● TASK BRIEF
How many rows in the entries below contain the string "line"? Case matters. Reply with the number alone.

--- DATA ROWS ---

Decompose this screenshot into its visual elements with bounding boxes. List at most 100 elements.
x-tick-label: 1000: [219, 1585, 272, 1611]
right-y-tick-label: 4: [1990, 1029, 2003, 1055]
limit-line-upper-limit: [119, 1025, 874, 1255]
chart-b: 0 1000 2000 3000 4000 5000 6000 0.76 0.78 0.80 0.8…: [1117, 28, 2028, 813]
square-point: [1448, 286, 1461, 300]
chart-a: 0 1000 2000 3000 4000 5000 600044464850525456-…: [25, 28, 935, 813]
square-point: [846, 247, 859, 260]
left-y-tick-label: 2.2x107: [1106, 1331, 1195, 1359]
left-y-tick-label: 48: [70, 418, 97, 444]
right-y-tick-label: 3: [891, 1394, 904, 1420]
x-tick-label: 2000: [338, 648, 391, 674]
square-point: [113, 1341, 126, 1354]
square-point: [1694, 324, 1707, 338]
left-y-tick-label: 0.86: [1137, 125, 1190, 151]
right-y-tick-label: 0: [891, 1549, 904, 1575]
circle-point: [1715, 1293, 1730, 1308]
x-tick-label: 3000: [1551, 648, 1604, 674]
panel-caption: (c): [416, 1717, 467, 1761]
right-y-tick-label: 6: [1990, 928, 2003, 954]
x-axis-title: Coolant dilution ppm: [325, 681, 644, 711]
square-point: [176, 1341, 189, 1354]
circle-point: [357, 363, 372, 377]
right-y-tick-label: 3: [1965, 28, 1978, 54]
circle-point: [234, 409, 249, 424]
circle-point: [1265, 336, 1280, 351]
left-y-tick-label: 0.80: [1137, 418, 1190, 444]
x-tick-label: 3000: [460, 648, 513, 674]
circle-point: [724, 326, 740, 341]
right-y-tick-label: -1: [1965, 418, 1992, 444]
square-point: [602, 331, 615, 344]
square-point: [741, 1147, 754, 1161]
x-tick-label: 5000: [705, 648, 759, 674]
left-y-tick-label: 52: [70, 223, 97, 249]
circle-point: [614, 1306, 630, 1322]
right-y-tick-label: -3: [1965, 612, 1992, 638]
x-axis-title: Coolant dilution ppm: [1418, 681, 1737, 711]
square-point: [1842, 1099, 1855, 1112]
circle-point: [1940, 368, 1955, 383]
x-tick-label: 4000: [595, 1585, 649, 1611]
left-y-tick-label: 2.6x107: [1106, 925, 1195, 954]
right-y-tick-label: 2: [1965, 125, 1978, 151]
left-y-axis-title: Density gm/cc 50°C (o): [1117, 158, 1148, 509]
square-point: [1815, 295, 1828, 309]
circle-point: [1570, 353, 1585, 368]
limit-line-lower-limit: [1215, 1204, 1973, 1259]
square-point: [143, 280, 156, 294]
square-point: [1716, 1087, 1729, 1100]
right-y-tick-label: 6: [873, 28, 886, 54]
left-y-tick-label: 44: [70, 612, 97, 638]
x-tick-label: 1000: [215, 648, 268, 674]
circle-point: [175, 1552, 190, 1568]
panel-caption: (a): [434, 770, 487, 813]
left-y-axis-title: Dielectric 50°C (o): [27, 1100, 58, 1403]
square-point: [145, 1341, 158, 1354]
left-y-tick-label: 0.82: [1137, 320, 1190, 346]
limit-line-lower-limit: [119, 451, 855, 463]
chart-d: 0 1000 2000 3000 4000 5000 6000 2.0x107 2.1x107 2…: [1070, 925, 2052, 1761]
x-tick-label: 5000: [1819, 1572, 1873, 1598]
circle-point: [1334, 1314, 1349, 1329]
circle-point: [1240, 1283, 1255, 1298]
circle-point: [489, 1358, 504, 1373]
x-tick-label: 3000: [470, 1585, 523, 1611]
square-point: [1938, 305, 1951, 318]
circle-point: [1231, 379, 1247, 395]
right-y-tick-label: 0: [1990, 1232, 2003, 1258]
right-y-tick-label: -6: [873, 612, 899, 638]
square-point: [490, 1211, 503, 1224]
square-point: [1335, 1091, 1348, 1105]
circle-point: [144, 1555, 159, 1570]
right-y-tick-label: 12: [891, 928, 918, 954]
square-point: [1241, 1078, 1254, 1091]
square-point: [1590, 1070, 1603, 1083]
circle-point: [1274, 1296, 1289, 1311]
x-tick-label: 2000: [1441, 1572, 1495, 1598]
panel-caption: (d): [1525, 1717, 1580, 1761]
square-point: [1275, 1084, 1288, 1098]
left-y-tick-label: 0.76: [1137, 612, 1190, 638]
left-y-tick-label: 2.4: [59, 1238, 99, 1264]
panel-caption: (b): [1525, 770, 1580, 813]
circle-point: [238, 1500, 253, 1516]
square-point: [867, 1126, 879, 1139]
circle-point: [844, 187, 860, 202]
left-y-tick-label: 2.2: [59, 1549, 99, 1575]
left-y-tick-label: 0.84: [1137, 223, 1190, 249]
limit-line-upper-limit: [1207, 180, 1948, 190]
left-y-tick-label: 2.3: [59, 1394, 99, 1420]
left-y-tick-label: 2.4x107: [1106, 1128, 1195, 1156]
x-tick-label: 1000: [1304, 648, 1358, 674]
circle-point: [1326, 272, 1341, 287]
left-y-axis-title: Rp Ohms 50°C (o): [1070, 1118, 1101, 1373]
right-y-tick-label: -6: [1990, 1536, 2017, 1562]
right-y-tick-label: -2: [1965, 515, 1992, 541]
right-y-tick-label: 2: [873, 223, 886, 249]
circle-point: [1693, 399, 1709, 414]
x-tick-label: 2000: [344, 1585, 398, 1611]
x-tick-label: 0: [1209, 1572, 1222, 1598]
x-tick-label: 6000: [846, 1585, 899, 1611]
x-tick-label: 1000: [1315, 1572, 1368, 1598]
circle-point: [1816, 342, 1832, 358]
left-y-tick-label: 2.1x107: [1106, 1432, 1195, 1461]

---

● FINAL RESULT
4